**Listing**
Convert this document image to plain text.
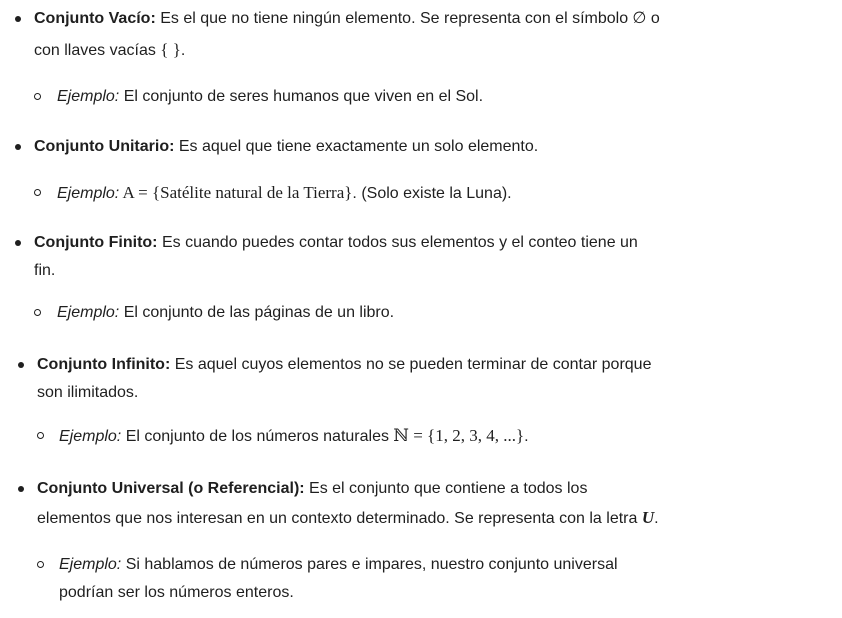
Conjunto Vacío: Es el que no tiene ningún elemento. Se representa con el símbolo ∅ o
con llaves vacías { }.
Ejemplo: El conjunto de seres humanos que viven en el Sol.
Conjunto Unitario: Es aquel que tiene exactamente un solo elemento.
Ejemplo: A = {Satélite natural de la Tierra}. (Solo existe la Luna).
Conjunto Finito: Es cuando puedes contar todos sus elementos y el conteo tiene un
fin.
Ejemplo: El conjunto de las páginas de un libro.
Conjunto Infinito: Es aquel cuyos elementos no se pueden terminar de contar porque
son ilimitados.
Ejemplo: El conjunto de los números naturales ℕ = {1, 2, 3, 4, ...}.
Conjunto Universal (o Referencial): Es el conjunto que contiene a todos los
elementos que nos interesan en un contexto determinado. Se representa con la letra U.
Ejemplo: Si hablamos de números pares e impares, nuestro conjunto universal
podrían ser los números enteros.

**Exercise objective**
Repeat the material above in full and unchanged, minus its images.

**Solution for this task**
Convert this document image to plain text.
Conjunto Vacío: Es el que no tiene ningún elemento. Se representa con el símbolo ∅ o
con llaves vacías { }.
Ejemplo: El conjunto de seres humanos que viven en el Sol.
Conjunto Unitario: Es aquel que tiene exactamente un solo elemento.
Ejemplo: A = {Satélite natural de la Tierra}. (Solo existe la Luna).
Conjunto Finito: Es cuando puedes contar todos sus elementos y el conteo tiene un
fin.
Ejemplo: El conjunto de las páginas de un libro.
Conjunto Infinito: Es aquel cuyos elementos no se pueden terminar de contar porque
son ilimitados.
Ejemplo: El conjunto de los números naturales ℕ = {1, 2, 3, 4, ...}.
Conjunto Universal (o Referencial): Es el conjunto que contiene a todos los
elementos que nos interesan en un contexto determinado. Se representa con la letra U.
Ejemplo: Si hablamos de números pares e impares, nuestro conjunto universal
podrían ser los números enteros.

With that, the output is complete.